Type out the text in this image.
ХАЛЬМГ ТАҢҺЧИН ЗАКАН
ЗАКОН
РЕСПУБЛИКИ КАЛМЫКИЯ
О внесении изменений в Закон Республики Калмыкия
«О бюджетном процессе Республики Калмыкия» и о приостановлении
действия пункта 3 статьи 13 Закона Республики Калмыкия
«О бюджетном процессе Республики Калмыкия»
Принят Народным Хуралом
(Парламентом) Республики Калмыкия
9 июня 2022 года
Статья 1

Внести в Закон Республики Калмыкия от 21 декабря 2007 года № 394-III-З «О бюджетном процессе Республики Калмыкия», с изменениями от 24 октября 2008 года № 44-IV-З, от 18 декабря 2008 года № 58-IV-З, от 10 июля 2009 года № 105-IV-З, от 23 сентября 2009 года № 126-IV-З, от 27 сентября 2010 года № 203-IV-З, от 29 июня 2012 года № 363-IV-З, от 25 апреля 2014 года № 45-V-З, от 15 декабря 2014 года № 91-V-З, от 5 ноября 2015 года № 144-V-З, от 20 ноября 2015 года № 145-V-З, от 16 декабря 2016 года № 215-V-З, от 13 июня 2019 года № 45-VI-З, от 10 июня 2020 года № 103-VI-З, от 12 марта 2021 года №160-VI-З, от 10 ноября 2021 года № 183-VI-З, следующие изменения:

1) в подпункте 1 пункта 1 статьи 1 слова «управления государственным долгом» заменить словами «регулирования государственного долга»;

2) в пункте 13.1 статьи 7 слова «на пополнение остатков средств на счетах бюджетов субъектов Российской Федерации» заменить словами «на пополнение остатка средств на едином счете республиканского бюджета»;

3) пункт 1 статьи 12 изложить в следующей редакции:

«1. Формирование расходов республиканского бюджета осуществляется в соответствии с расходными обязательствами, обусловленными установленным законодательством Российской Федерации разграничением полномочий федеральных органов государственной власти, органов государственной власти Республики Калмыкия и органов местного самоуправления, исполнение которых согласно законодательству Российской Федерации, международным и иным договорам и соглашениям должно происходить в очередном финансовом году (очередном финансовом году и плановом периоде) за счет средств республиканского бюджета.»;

_ _ _ _ _

- **Task prompt**
Among the entries above, identify all lines with "пункта" and copy them.

- **Output of the task**
действия пункта 3 статьи 13 Закона Республики Калмыкия
1) в подпункте 1 пункта 1 статьи 1 слова «управления государственным долгом» заменить словами «регулирования государственного долга»;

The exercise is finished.